** START OF EXERCISE MATERIALS **

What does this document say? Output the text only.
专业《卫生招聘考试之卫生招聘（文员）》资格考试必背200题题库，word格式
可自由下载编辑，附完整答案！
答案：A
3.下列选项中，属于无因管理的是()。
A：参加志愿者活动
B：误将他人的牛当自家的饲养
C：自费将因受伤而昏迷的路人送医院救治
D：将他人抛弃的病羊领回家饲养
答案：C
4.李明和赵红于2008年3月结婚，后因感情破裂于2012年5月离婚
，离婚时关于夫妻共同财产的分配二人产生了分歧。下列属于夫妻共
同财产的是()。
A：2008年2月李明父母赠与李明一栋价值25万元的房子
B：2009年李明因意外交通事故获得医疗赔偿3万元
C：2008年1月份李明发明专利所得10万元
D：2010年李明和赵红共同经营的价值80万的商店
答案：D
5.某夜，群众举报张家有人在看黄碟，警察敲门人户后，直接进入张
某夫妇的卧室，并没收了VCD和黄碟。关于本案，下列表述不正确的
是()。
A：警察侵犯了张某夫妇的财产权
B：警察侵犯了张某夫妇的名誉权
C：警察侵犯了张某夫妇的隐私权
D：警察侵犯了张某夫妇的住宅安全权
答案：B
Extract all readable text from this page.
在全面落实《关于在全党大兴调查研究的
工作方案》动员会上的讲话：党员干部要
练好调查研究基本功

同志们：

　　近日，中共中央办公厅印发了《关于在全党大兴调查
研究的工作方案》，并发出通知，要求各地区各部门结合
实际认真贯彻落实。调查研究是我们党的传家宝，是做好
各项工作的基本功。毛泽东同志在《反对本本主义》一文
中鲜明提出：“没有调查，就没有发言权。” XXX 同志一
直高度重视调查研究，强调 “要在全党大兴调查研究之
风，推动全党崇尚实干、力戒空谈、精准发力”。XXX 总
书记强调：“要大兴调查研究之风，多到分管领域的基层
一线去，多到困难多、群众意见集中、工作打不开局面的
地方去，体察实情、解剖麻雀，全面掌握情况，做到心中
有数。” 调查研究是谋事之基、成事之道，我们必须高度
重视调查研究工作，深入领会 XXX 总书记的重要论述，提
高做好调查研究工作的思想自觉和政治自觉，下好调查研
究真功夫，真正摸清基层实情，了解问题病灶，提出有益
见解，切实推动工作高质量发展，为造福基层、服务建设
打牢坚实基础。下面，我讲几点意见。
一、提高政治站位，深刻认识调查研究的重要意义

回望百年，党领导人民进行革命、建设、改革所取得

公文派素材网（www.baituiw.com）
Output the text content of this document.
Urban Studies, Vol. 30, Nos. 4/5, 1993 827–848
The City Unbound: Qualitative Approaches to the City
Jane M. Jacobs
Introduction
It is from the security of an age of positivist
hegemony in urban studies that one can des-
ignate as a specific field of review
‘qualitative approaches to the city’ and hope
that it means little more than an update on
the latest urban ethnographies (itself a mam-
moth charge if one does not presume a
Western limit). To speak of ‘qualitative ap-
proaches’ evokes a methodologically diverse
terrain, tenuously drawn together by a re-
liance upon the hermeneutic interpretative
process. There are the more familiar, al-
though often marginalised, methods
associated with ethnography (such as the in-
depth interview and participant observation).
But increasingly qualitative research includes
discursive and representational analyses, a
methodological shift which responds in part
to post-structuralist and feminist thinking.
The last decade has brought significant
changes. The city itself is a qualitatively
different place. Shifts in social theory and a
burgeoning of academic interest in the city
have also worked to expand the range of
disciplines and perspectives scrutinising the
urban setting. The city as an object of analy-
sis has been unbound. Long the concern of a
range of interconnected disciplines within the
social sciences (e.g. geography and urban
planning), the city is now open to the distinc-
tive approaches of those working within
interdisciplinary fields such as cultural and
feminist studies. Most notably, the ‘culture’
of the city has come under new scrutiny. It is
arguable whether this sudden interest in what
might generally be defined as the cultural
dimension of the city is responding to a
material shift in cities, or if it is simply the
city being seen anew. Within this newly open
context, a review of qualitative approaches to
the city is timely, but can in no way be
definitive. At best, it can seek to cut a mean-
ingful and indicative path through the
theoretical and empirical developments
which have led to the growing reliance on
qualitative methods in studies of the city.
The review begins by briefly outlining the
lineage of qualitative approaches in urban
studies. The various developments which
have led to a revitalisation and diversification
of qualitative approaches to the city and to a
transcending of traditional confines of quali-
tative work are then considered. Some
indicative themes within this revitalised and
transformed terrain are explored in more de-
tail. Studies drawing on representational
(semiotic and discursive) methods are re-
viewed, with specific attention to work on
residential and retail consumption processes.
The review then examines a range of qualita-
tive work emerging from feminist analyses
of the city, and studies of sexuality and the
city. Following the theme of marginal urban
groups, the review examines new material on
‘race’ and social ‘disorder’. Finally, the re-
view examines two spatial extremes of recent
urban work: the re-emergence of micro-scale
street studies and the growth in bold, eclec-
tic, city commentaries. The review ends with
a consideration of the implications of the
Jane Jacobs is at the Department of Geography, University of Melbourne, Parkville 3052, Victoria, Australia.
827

** END OF EXERCISE MATERIALS **

AIM OF THE TASK | Make a copy of each line that contains the string "which".

PROBLEM SOLUTION |
methodological shift which responds in part
which have led to the growing reliance on
studies. The various developments which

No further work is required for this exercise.